### YOUR TASK
Every record here should be printed again exactly.

Stored entries:
-- Begin --

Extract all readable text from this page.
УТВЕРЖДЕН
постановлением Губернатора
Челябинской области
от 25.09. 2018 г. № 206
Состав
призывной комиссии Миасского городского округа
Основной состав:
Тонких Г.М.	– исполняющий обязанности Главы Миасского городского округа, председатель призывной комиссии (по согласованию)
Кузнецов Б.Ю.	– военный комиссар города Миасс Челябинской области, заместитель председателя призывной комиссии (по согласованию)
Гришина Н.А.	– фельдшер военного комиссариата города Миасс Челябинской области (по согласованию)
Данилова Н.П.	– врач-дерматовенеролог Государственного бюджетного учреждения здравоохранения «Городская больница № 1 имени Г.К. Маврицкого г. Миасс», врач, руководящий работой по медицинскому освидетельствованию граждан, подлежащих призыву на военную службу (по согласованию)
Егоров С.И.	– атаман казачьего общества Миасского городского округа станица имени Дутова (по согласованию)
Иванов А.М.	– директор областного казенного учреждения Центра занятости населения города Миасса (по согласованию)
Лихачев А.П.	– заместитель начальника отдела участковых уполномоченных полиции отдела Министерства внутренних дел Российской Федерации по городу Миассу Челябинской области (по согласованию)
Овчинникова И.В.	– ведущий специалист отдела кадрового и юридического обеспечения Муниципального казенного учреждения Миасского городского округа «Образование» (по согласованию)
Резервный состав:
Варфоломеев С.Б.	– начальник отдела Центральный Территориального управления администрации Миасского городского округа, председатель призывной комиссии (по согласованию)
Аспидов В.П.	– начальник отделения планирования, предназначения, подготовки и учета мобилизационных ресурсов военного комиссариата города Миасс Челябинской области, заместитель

-- End --

### ANSWER TO THE EXERCISE
Extract all readable text from this page.
УТВЕРЖДЕН
постановлением Губернатора
Челябинской области
от 25.09. 2018 г. № 206
Состав
призывной комиссии Миасского городского округа
Основной состав:
Тонких Г.М.	– исполняющий обязанности Главы Миасского городского округа, председатель призывной комиссии (по согласованию)
Кузнецов Б.Ю.	– военный комиссар города Миасс Челябинской области, заместитель председателя призывной комиссии (по согласованию)
Гришина Н.А.	– фельдшер военного комиссариата города Миасс Челябинской области (по согласованию)
Данилова Н.П.	– врач-дерматовенеролог Государственного бюджетного учреждения здравоохранения «Городская больница № 1 имени Г.К. Маврицкого г. Миасс», врач, руководящий работой по медицинскому освидетельствованию граждан, подлежащих призыву на военную службу (по согласованию)
Егоров С.И.	– атаман казачьего общества Миасского городского округа станица имени Дутова (по согласованию)
Иванов А.М.	– директор областного казенного учреждения Центра занятости населения города Миасса (по согласованию)
Лихачев А.П.	– заместитель начальника отдела участковых уполномоченных полиции отдела Министерства внутренних дел Российской Федерации по городу Миассу Челябинской области (по согласованию)
Овчинникова И.В.	– ведущий специалист отдела кадрового и юридического обеспечения Муниципального казенного учреждения Миасского городского округа «Образование» (по согласованию)
Резервный состав:
Варфоломеев С.Б.	– начальник отдела Центральный Территориального управления администрации Миасского городского округа, председатель призывной комиссии (по согласованию)
Аспидов В.П.	– начальник отделения планирования, предназначения, подготовки и учета мобилизационных ресурсов военного комиссариата города Миасс Челябинской области, заместитель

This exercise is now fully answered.